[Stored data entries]
━━━
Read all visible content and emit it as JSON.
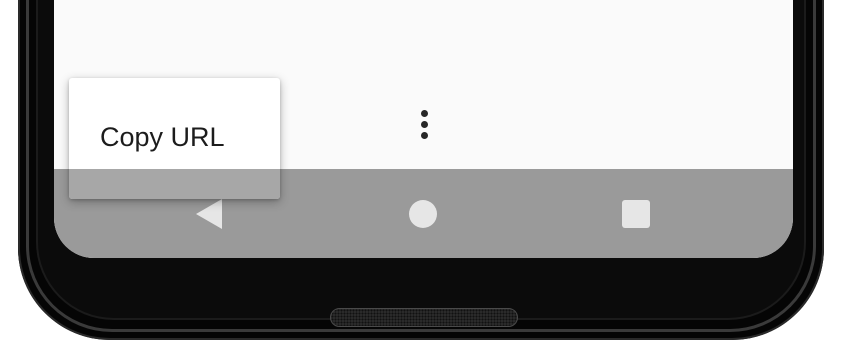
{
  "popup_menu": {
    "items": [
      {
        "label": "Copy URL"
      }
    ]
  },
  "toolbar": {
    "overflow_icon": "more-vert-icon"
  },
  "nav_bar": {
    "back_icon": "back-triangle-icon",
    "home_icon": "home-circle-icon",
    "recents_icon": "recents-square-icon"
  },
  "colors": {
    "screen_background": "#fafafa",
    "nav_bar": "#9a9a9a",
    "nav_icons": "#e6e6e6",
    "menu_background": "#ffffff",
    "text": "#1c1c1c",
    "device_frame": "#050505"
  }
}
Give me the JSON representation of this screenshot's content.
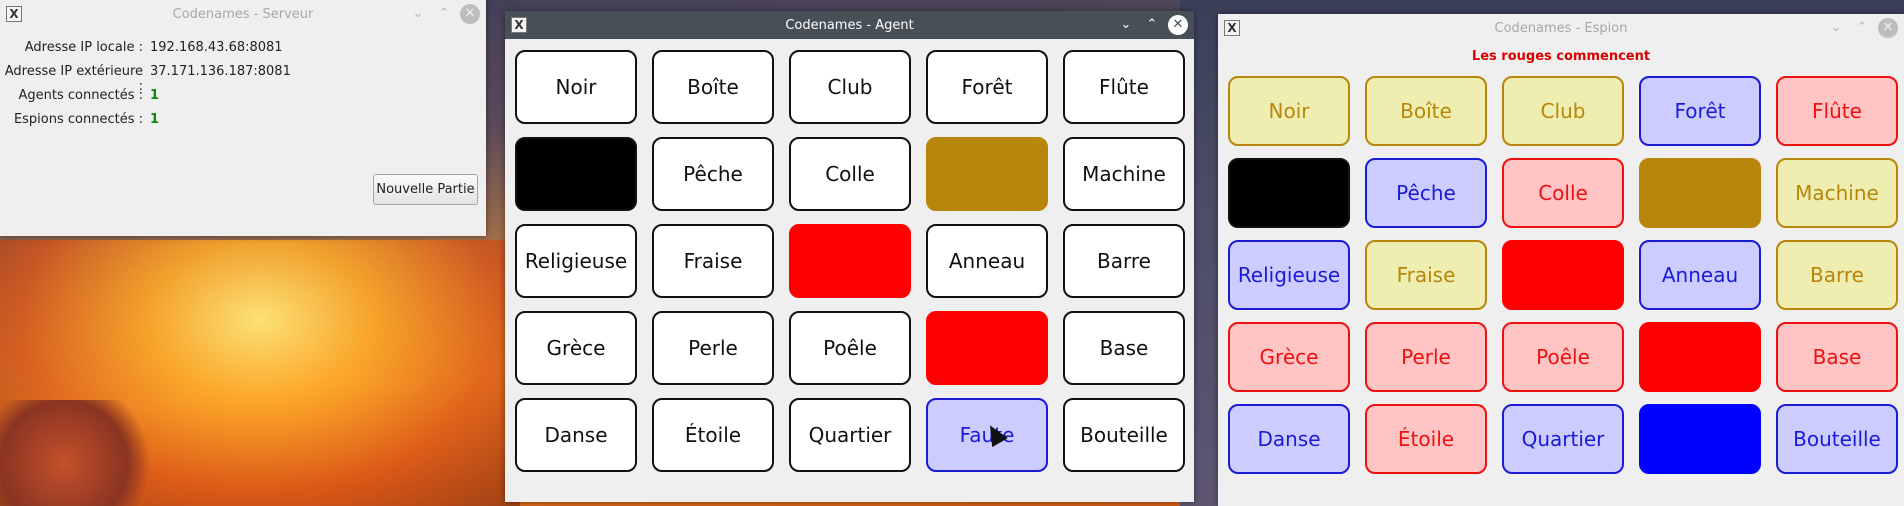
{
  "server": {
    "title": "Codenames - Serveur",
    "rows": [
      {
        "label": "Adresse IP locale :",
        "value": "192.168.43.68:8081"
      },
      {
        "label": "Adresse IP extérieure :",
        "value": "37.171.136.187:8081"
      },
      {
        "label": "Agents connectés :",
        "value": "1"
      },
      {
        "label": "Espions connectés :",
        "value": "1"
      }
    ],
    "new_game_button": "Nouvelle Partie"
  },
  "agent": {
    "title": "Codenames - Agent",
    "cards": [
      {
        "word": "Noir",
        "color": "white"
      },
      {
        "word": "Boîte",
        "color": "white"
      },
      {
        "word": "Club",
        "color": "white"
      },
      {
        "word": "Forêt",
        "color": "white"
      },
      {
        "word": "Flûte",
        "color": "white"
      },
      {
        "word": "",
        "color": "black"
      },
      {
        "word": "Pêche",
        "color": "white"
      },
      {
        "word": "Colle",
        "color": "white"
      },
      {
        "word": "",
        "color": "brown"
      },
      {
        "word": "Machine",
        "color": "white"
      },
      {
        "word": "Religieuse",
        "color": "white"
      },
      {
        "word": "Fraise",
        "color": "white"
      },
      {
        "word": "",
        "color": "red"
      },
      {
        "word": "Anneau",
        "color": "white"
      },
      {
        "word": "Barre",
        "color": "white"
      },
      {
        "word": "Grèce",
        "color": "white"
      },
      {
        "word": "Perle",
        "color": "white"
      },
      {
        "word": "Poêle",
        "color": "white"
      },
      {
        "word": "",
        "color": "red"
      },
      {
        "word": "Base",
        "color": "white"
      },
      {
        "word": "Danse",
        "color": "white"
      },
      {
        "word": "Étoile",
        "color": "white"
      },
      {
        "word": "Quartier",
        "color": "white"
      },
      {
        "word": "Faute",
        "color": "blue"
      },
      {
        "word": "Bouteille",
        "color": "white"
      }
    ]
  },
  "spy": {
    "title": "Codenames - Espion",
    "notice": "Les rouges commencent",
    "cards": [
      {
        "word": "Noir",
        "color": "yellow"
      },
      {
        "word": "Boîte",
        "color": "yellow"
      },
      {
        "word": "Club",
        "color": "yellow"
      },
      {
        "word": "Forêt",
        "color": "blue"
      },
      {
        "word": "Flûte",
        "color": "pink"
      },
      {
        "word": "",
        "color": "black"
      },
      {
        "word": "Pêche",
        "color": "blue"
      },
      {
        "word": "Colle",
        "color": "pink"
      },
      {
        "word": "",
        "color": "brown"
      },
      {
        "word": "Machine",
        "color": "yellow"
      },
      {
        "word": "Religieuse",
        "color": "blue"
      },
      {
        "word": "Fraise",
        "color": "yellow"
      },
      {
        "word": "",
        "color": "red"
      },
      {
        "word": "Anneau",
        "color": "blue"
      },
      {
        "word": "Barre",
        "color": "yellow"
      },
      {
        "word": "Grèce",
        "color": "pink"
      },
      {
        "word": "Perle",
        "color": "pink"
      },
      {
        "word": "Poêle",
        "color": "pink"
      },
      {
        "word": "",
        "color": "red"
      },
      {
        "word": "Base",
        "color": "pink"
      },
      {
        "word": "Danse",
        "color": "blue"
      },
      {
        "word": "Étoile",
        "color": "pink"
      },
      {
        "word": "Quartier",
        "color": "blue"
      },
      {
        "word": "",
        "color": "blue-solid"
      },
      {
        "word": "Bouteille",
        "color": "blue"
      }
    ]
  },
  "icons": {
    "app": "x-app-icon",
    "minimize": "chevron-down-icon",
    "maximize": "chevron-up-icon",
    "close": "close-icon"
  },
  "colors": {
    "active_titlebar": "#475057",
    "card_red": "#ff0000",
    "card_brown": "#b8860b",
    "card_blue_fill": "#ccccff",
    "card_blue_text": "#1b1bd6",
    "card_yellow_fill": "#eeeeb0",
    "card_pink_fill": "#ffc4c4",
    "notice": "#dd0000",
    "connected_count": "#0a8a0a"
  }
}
━━━
• WORK TO DO: Exclude the pictures and transcribe all of the entries exactly.

• SOLUTION TO THIS EXERCISE:
Read all visible content and emit it as JSON.
{
  "popup_menu": {
    "items": [
      {
        "label": "Copy URL"
      }
    ]
  },
  "toolbar": {
    "overflow_icon": "more-vert-icon"
  },
  "nav_bar": {
    "back_icon": "back-triangle-icon",
    "home_icon": "home-circle-icon",
    "recents_icon": "recents-square-icon"
  },
  "colors": {
    "screen_background": "#fafafa",
    "nav_bar": "#9a9a9a",
    "nav_icons": "#e6e6e6",
    "menu_background": "#ffffff",
    "text": "#1c1c1c",
    "device_frame": "#050505"
  }
}
Give me the JSON representation of this screenshot's content.
{
  "server": {
    "title": "Codenames - Serveur",
    "rows": [
      {
        "label": "Adresse IP locale :",
        "value": "192.168.43.68:8081"
      },
      {
        "label": "Adresse IP extérieure :",
        "value": "37.171.136.187:8081"
      },
      {
        "label": "Agents connectés :",
        "value": "1"
      },
      {
        "label": "Espions connectés :",
        "value": "1"
      }
    ],
    "new_game_button": "Nouvelle Partie"
  },
  "agent": {
    "title": "Codenames - Agent",
    "cards": [
      {
        "word": "Noir",
        "color": "white"
      },
      {
        "word": "Boîte",
        "color": "white"
      },
      {
        "word": "Club",
        "color": "white"
      },
      {
        "word": "Forêt",
        "color": "white"
      },
      {
        "word": "Flûte",
        "color": "white"
      },
      {
        "word": "",
        "color": "black"
      },
      {
        "word": "Pêche",
        "color": "white"
      },
      {
        "word": "Colle",
        "color": "white"
      },
      {
        "word": "",
        "color": "brown"
      },
      {
        "word": "Machine",
        "color": "white"
      },
      {
        "word": "Religieuse",
        "color": "white"
      },
      {
        "word": "Fraise",
        "color": "white"
      },
      {
        "word": "",
        "color": "red"
      },
      {
        "word": "Anneau",
        "color": "white"
      },
      {
        "word": "Barre",
        "color": "white"
      },
      {
        "word": "Grèce",
        "color": "white"
      },
      {
        "word": "Perle",
        "color": "white"
      },
      {
        "word": "Poêle",
        "color": "white"
      },
      {
        "word": "",
        "color": "red"
      },
      {
        "word": "Base",
        "color": "white"
      },
      {
        "word": "Danse",
        "color": "white"
      },
      {
        "word": "Étoile",
        "color": "white"
      },
      {
        "word": "Quartier",
        "color": "white"
      },
      {
        "word": "Faute",
        "color": "blue"
      },
      {
        "word": "Bouteille",
        "color": "white"
      }
    ]
  },
  "spy": {
    "title": "Codenames - Espion",
    "notice": "Les rouges commencent",
    "cards": [
      {
        "word": "Noir",
        "color": "yellow"
      },
      {
        "word": "Boîte",
        "color": "yellow"
      },
      {
        "word": "Club",
        "color": "yellow"
      },
      {
        "word": "Forêt",
        "color": "blue"
      },
      {
        "word": "Flûte",
        "color": "pink"
      },
      {
        "word": "",
        "color": "black"
      },
      {
        "word": "Pêche",
        "color": "blue"
      },
      {
        "word": "Colle",
        "color": "pink"
      },
      {
        "word": "",
        "color": "brown"
      },
      {
        "word": "Machine",
        "color": "yellow"
      },
      {
        "word": "Religieuse",
        "color": "blue"
      },
      {
        "word": "Fraise",
        "color": "yellow"
      },
      {
        "word": "",
        "color": "red"
      },
      {
        "word": "Anneau",
        "color": "blue"
      },
      {
        "word": "Barre",
        "color": "yellow"
      },
      {
        "word": "Grèce",
        "color": "pink"
      },
      {
        "word": "Perle",
        "color": "pink"
      },
      {
        "word": "Poêle",
        "color": "pink"
      },
      {
        "word": "",
        "color": "red"
      },
      {
        "word": "Base",
        "color": "pink"
      },
      {
        "word": "Danse",
        "color": "blue"
      },
      {
        "word": "Étoile",
        "color": "pink"
      },
      {
        "word": "Quartier",
        "color": "blue"
      },
      {
        "word": "",
        "color": "blue-solid"
      },
      {
        "word": "Bouteille",
        "color": "blue"
      }
    ]
  },
  "icons": {
    "app": "x-app-icon",
    "minimize": "chevron-down-icon",
    "maximize": "chevron-up-icon",
    "close": "close-icon"
  },
  "colors": {
    "active_titlebar": "#475057",
    "card_red": "#ff0000",
    "card_brown": "#b8860b",
    "card_blue_fill": "#ccccff",
    "card_blue_text": "#1b1bd6",
    "card_yellow_fill": "#eeeeb0",
    "card_pink_fill": "#ffc4c4",
    "notice": "#dd0000",
    "connected_count": "#0a8a0a"
  }
}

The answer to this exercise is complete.